• Exercise directions
Below is a set of records; restate each one word for word.

• Data for processing
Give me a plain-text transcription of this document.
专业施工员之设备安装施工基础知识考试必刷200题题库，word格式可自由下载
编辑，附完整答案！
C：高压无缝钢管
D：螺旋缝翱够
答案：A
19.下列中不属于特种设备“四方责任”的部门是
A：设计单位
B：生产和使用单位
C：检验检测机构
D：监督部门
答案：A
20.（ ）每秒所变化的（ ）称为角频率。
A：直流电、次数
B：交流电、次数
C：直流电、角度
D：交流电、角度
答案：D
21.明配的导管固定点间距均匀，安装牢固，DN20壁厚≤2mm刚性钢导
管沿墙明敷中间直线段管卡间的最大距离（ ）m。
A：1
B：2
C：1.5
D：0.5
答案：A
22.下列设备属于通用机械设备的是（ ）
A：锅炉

• Written answer
Give me a plain-text transcription of this document.
专业施工员之设备安装施工基础知识考试必刷200题题库，word格式可自由下载
编辑，附完整答案！
C：高压无缝钢管
D：螺旋缝翱够
答案：A
19.下列中不属于特种设备“四方责任”的部门是
A：设计单位
B：生产和使用单位
C：检验检测机构
D：监督部门
答案：A
20.（ ）每秒所变化的（ ）称为角频率。
A：直流电、次数
B：交流电、次数
C：直流电、角度
D：交流电、角度
答案：D
21.明配的导管固定点间距均匀，安装牢固，DN20壁厚≤2mm刚性钢导
管沿墙明敷中间直线段管卡间的最大距离（ ）m。
A：1
B：2
C：1.5
D：0.5
答案：A
22.下列设备属于通用机械设备的是（ ）
A：锅炉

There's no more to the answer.